● **Excerpt from a dataset**
———

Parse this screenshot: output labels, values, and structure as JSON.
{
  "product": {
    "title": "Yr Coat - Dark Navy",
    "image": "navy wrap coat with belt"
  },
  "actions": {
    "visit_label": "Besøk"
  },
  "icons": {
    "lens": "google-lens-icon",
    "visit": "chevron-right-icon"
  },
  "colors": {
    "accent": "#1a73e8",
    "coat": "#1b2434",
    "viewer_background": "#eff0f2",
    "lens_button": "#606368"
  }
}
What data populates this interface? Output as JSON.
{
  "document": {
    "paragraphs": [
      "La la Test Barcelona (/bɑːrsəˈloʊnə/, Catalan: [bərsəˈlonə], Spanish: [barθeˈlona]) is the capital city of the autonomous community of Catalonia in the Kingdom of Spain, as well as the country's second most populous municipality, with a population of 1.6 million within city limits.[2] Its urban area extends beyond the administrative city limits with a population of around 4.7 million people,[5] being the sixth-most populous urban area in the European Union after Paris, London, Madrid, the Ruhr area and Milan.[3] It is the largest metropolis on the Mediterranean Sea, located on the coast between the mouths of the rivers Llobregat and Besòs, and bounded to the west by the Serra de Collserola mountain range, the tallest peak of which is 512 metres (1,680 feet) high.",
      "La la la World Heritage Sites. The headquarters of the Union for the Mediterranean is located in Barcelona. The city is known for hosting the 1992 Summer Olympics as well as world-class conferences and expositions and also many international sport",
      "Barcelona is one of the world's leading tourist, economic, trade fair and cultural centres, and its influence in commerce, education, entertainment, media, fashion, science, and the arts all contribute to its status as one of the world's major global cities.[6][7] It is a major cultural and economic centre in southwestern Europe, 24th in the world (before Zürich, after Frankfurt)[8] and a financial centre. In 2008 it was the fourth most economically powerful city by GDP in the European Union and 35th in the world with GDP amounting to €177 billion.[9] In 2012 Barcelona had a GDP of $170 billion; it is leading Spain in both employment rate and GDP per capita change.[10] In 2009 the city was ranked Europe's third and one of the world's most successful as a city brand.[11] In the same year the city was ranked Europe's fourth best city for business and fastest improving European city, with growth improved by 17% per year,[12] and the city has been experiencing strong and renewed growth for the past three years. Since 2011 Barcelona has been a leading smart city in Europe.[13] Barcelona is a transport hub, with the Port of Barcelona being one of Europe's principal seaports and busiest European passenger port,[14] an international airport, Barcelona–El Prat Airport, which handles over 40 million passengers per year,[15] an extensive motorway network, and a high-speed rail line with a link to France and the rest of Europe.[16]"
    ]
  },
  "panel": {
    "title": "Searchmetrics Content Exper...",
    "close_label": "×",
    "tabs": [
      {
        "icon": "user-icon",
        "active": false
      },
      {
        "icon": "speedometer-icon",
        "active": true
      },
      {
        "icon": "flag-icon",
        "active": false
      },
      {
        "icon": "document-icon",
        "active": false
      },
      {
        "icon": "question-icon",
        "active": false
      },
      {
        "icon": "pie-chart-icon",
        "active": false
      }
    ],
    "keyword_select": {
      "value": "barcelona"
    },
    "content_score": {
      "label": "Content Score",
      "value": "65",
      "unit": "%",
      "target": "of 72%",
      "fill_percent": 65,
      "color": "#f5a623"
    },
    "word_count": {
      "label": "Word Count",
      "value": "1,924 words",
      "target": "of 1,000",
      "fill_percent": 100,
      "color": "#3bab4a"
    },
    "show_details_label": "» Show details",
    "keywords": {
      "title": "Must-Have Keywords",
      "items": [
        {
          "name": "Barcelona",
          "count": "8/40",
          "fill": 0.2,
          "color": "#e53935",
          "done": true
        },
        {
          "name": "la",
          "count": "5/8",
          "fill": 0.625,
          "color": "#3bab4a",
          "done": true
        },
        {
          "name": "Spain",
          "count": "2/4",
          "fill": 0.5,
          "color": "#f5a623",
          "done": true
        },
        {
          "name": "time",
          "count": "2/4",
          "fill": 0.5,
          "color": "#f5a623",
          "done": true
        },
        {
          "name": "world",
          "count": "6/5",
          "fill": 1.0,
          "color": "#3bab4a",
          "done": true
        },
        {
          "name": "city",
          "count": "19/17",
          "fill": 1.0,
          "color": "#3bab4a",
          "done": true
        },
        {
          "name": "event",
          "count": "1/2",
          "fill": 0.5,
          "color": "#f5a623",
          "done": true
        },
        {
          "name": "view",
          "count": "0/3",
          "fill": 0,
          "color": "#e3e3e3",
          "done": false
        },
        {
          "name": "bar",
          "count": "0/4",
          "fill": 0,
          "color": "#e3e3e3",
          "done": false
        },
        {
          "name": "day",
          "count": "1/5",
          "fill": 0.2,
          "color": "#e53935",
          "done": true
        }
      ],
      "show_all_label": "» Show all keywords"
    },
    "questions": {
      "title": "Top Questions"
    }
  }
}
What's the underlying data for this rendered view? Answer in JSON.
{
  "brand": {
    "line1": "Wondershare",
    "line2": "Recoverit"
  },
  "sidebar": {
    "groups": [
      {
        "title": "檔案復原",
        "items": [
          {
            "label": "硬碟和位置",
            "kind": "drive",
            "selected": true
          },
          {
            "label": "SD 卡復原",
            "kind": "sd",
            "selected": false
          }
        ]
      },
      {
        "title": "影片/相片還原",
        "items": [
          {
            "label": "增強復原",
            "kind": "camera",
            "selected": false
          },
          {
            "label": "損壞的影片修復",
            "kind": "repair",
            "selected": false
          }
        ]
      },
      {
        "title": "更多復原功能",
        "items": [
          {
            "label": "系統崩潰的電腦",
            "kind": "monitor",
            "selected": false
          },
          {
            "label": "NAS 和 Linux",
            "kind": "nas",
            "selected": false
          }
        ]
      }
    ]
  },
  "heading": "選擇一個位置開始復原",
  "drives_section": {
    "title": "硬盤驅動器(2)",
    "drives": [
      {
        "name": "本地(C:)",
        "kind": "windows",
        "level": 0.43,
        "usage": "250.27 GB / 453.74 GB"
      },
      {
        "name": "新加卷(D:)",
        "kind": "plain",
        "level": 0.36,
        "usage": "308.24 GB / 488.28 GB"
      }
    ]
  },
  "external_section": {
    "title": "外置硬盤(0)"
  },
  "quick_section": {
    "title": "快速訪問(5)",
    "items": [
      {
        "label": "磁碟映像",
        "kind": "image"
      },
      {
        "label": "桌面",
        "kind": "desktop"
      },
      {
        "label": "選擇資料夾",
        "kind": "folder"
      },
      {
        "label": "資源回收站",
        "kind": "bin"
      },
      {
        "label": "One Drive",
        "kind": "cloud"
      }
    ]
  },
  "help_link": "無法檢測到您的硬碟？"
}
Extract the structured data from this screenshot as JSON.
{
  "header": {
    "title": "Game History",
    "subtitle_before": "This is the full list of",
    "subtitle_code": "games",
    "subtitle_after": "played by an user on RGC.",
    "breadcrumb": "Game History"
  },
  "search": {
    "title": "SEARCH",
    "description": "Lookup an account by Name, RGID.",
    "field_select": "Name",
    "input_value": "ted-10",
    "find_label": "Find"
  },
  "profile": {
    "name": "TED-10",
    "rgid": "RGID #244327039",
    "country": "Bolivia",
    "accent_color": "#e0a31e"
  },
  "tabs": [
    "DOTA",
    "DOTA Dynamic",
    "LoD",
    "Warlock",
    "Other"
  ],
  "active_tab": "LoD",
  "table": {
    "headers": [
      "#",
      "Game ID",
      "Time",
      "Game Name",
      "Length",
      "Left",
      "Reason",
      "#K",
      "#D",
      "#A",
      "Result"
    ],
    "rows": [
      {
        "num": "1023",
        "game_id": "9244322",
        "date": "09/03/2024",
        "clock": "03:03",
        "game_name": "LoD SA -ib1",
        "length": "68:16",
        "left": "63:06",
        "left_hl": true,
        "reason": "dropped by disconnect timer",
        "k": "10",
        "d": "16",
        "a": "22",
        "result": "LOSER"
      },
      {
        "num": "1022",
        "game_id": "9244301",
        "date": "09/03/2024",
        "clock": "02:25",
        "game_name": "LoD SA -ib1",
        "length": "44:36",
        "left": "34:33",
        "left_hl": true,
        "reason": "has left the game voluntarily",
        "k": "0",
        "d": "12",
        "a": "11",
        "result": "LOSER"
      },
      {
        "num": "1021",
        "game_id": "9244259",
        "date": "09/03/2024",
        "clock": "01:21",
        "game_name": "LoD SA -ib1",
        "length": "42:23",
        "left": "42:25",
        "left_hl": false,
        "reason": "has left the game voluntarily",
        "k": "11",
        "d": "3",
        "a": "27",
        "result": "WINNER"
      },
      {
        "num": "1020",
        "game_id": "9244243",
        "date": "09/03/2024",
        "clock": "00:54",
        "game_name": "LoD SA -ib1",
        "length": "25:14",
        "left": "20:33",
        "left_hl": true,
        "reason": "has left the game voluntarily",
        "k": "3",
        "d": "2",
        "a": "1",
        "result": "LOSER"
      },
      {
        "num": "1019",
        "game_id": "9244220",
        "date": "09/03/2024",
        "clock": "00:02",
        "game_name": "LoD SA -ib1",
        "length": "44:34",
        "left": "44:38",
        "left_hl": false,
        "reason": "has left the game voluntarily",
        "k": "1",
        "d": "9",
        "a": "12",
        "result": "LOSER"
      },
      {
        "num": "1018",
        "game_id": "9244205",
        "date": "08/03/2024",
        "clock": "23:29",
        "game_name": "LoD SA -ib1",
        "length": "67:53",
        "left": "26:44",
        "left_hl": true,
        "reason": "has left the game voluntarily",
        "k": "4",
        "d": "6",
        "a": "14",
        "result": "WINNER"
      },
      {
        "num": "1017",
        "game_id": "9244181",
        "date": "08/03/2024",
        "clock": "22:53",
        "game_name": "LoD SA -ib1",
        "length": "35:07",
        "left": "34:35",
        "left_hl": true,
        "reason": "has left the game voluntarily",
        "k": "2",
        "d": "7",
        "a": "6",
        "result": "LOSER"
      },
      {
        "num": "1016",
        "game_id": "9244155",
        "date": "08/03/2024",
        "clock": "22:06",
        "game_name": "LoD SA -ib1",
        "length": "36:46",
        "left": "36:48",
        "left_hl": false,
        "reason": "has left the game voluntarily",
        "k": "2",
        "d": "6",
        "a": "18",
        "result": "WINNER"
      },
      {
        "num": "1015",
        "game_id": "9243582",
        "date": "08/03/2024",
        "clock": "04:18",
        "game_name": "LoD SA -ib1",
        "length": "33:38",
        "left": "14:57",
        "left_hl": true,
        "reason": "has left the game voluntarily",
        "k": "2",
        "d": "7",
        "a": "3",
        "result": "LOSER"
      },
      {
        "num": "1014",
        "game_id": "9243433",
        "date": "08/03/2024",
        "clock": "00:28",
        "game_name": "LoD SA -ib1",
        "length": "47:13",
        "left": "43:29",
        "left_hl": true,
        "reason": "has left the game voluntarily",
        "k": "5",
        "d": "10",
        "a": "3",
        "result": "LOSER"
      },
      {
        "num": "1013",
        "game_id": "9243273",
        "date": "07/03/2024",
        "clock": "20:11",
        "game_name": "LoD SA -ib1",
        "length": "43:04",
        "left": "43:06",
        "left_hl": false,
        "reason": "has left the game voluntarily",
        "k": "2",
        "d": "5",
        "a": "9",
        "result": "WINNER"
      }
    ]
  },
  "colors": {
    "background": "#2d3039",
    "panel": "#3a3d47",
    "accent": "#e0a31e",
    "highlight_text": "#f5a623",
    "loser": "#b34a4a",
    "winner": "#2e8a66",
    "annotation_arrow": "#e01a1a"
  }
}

———

● **Short exercise**
Using the entries above, state how many lines include the word "clock", with no other words.

● **Completed exercise**
11